■ GOAL: Copy every record below exactly as written, but leave out the pictures.

--

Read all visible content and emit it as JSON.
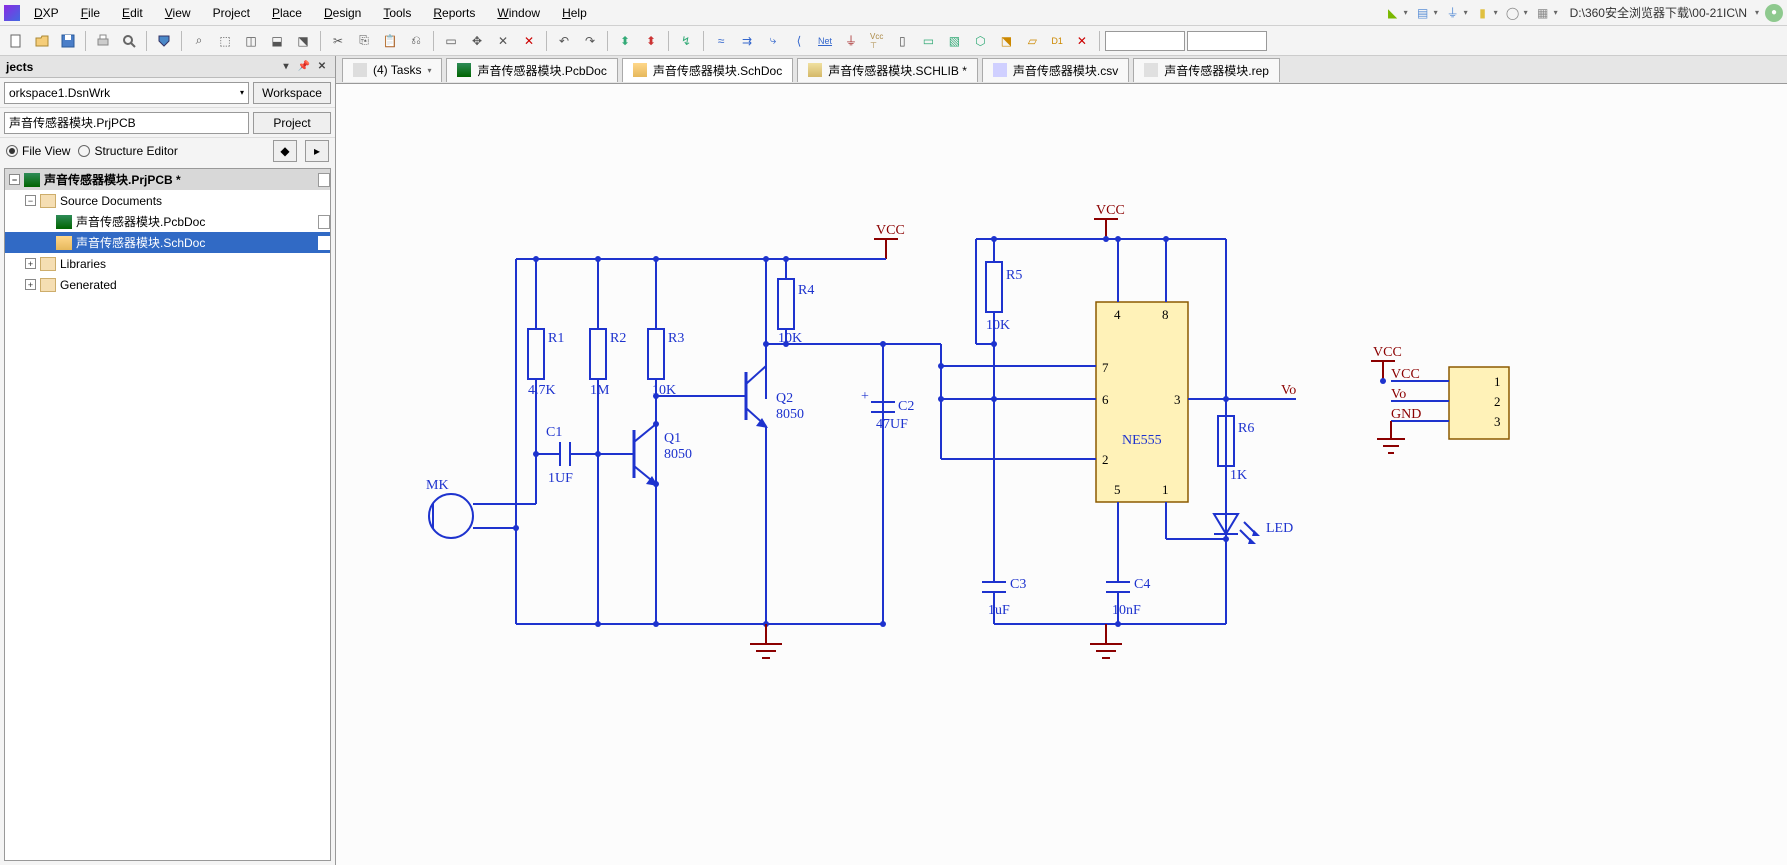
{
  "menus": {
    "dxp": "DXP",
    "file": "File",
    "edit": "Edit",
    "view": "View",
    "project": "Project",
    "place": "Place",
    "design": "Design",
    "tools": "Tools",
    "reports": "Reports",
    "window": "Window",
    "help": "Help"
  },
  "path": "D:\\360安全浏览器下载\\00-21IC\\N",
  "panel": {
    "title": "jects",
    "workspace": "orkspace1.DsnWrk",
    "workspace_btn": "Workspace",
    "project": "声音传感器模块.PrjPCB",
    "project_btn": "Project",
    "fileview": "File View",
    "structview": "Structure Editor"
  },
  "tree": {
    "project": "声音传感器模块.PrjPCB *",
    "src": "Source Documents",
    "pcb": "声音传感器模块.PcbDoc",
    "sch": "声音传感器模块.SchDoc",
    "libs": "Libraries",
    "gen": "Generated"
  },
  "tabs": {
    "tasks": "(4) Tasks",
    "pcb": "声音传感器模块.PcbDoc",
    "sch": "声音传感器模块.SchDoc",
    "schlib": "声音传感器模块.SCHLIB *",
    "csv": "声音传感器模块.csv",
    "rep": "声音传感器模块.rep"
  },
  "sch": {
    "mk": "MK",
    "r1": "R1",
    "r1v": "4.7K",
    "r2": "R2",
    "r2v": "1M",
    "r3": "R3",
    "r3v": "10K",
    "r4": "R4",
    "r4v": "10K",
    "r5": "R5",
    "r5v": "10K",
    "r6": "R6",
    "r6v": "1K",
    "c1": "C1",
    "c1v": "1UF",
    "c2": "C2",
    "c2v": "47UF",
    "c3": "C3",
    "c3v": "1uF",
    "c4": "C4",
    "c4v": "10nF",
    "q1": "Q1",
    "q1v": "8050",
    "q2": "Q2",
    "q2v": "8050",
    "ic": "NE555",
    "led": "LED",
    "vcc": "VCC",
    "vo": "Vo",
    "gnd": "GND",
    "p1": "1",
    "p2": "2",
    "p3": "3",
    "p4": "4",
    "p5": "5",
    "p6": "6",
    "p7": "7",
    "p8": "8"
  }
}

--

■ IN RESPONSE:
Read all visible content and emit it as JSON.
{
  "menus": {
    "dxp": "DXP",
    "file": "File",
    "edit": "Edit",
    "view": "View",
    "project": "Project",
    "place": "Place",
    "design": "Design",
    "tools": "Tools",
    "reports": "Reports",
    "window": "Window",
    "help": "Help"
  },
  "path": "D:\\360安全浏览器下载\\00-21IC\\N",
  "panel": {
    "title": "jects",
    "workspace": "orkspace1.DsnWrk",
    "workspace_btn": "Workspace",
    "project": "声音传感器模块.PrjPCB",
    "project_btn": "Project",
    "fileview": "File View",
    "structview": "Structure Editor"
  },
  "tree": {
    "project": "声音传感器模块.PrjPCB *",
    "src": "Source Documents",
    "pcb": "声音传感器模块.PcbDoc",
    "sch": "声音传感器模块.SchDoc",
    "libs": "Libraries",
    "gen": "Generated"
  },
  "tabs": {
    "tasks": "(4) Tasks",
    "pcb": "声音传感器模块.PcbDoc",
    "sch": "声音传感器模块.SchDoc",
    "schlib": "声音传感器模块.SCHLIB *",
    "csv": "声音传感器模块.csv",
    "rep": "声音传感器模块.rep"
  },
  "sch": {
    "mk": "MK",
    "r1": "R1",
    "r1v": "4.7K",
    "r2": "R2",
    "r2v": "1M",
    "r3": "R3",
    "r3v": "10K",
    "r4": "R4",
    "r4v": "10K",
    "r5": "R5",
    "r5v": "10K",
    "r6": "R6",
    "r6v": "1K",
    "c1": "C1",
    "c1v": "1UF",
    "c2": "C2",
    "c2v": "47UF",
    "c3": "C3",
    "c3v": "1uF",
    "c4": "C4",
    "c4v": "10nF",
    "q1": "Q1",
    "q1v": "8050",
    "q2": "Q2",
    "q2v": "8050",
    "ic": "NE555",
    "led": "LED",
    "vcc": "VCC",
    "vo": "Vo",
    "gnd": "GND",
    "p1": "1",
    "p2": "2",
    "p3": "3",
    "p4": "4",
    "p5": "5",
    "p6": "6",
    "p7": "7",
    "p8": "8"
  }
}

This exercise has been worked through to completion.